====== SUPPLIED INFORMATION ======
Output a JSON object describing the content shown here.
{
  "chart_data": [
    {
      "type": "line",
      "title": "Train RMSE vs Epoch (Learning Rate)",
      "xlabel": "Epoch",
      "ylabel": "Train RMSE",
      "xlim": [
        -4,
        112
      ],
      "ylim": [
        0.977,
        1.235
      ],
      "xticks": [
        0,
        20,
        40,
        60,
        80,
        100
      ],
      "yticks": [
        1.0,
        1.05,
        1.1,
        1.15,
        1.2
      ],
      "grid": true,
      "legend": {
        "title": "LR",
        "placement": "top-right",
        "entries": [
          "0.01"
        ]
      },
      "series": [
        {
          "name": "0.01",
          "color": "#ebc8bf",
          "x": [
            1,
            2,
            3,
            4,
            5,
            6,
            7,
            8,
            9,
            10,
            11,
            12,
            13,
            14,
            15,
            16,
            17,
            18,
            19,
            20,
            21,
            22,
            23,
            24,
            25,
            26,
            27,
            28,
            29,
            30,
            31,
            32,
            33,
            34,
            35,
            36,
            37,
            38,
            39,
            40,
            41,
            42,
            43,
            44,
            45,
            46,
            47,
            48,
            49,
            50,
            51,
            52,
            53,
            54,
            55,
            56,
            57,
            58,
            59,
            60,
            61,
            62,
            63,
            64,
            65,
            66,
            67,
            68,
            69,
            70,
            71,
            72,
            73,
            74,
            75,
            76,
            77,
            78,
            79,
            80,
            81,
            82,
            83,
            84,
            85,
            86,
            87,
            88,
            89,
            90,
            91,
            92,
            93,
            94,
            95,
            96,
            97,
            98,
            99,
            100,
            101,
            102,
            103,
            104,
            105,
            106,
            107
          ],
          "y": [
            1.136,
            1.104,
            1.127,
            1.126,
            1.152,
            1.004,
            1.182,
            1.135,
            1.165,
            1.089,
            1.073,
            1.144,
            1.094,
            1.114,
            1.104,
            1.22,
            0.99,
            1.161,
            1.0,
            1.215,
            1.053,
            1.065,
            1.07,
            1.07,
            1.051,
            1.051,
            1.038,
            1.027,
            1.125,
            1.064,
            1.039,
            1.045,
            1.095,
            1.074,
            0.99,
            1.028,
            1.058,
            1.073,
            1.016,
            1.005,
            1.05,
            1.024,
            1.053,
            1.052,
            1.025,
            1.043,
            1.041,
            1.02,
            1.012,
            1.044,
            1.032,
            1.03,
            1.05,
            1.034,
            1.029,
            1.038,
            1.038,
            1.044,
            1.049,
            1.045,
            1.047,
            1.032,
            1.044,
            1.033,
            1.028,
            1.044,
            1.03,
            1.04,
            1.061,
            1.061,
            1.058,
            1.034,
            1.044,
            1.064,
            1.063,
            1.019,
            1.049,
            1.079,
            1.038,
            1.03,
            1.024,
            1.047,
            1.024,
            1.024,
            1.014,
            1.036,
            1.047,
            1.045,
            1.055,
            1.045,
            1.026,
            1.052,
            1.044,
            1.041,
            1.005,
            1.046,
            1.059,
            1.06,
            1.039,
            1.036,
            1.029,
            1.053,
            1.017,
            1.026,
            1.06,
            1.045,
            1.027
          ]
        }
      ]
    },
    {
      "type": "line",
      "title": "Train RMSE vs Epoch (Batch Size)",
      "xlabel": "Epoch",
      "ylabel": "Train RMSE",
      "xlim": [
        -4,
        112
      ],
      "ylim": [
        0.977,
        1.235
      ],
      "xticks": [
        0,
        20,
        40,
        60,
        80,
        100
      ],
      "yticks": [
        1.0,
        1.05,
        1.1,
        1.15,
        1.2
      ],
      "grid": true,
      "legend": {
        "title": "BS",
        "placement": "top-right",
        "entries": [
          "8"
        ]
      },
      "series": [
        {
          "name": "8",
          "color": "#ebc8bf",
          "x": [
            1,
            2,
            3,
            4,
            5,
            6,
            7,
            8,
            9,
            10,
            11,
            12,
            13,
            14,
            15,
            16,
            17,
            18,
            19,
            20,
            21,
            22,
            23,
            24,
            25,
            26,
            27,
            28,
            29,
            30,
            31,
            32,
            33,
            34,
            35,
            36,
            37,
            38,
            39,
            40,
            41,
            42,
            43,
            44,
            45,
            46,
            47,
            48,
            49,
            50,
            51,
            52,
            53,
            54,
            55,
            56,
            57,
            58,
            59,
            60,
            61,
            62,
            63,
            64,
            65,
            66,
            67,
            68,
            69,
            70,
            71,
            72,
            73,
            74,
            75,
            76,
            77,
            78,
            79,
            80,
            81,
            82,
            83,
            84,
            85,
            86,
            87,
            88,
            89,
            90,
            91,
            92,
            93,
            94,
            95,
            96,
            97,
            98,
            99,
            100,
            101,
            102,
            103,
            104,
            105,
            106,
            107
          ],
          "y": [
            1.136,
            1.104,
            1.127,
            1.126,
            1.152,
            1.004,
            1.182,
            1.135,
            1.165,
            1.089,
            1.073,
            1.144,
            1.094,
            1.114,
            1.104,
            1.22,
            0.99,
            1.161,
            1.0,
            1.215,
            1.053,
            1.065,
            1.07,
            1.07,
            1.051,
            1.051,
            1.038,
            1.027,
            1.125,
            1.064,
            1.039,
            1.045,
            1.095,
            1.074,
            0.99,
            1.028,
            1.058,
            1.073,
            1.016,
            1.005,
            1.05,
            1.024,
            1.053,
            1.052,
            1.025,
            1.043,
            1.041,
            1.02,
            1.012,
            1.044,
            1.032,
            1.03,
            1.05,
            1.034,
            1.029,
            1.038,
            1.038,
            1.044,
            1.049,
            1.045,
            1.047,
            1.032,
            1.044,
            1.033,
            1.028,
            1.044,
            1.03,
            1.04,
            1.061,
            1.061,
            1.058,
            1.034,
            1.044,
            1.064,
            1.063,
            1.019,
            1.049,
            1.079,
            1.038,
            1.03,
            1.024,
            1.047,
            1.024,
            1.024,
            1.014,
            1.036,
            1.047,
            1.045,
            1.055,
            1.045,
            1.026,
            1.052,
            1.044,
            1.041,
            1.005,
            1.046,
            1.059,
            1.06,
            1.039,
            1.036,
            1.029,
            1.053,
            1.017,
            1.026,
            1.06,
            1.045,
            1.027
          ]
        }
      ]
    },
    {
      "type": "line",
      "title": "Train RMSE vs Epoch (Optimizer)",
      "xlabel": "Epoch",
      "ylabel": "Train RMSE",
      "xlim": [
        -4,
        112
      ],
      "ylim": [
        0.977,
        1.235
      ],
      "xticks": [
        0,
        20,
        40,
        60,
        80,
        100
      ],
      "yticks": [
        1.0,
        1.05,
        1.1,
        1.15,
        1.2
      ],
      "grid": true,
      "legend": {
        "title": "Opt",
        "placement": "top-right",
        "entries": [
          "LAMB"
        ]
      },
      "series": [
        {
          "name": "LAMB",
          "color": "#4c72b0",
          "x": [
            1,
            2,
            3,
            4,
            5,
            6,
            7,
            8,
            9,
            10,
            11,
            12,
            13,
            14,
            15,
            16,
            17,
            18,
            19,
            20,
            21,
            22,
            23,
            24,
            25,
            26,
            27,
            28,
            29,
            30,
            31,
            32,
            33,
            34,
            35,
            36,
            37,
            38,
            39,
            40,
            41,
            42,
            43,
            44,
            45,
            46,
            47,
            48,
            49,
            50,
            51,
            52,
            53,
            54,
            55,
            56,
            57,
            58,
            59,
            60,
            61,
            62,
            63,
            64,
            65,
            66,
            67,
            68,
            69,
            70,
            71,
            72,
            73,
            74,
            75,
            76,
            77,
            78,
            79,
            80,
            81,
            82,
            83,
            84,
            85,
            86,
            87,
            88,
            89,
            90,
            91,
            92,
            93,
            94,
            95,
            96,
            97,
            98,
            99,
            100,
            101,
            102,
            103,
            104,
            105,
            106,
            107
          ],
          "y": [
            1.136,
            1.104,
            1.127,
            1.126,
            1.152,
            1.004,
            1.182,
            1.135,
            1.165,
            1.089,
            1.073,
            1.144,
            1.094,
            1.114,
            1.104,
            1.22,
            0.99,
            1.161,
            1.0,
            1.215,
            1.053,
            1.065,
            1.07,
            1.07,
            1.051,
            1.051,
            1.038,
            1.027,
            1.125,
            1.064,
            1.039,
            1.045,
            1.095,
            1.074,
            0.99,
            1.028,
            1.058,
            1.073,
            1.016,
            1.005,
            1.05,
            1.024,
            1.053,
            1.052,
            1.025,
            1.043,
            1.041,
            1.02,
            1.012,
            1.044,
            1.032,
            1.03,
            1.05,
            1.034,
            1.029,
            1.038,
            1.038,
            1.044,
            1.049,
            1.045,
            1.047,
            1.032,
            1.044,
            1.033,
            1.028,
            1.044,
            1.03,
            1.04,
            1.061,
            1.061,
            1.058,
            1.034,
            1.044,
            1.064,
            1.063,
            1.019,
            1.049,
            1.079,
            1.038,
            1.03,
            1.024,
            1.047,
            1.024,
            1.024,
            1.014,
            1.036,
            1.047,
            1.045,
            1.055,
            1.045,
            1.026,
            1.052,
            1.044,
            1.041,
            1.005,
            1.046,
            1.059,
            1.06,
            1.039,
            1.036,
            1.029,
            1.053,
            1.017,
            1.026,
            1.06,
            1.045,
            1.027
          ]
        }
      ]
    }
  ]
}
======
AIM: Extract, from the material above, each line holding the word "title".

ANSWER FOR THE TASK:
      "title": "Train RMSE vs Epoch (Learning Rate)",
        "title": "LR",
      "title": "Train RMSE vs Epoch (Batch Size)",
        "title": "BS",
      "title": "Train RMSE vs Epoch (Optimizer)",
        "title": "Opt",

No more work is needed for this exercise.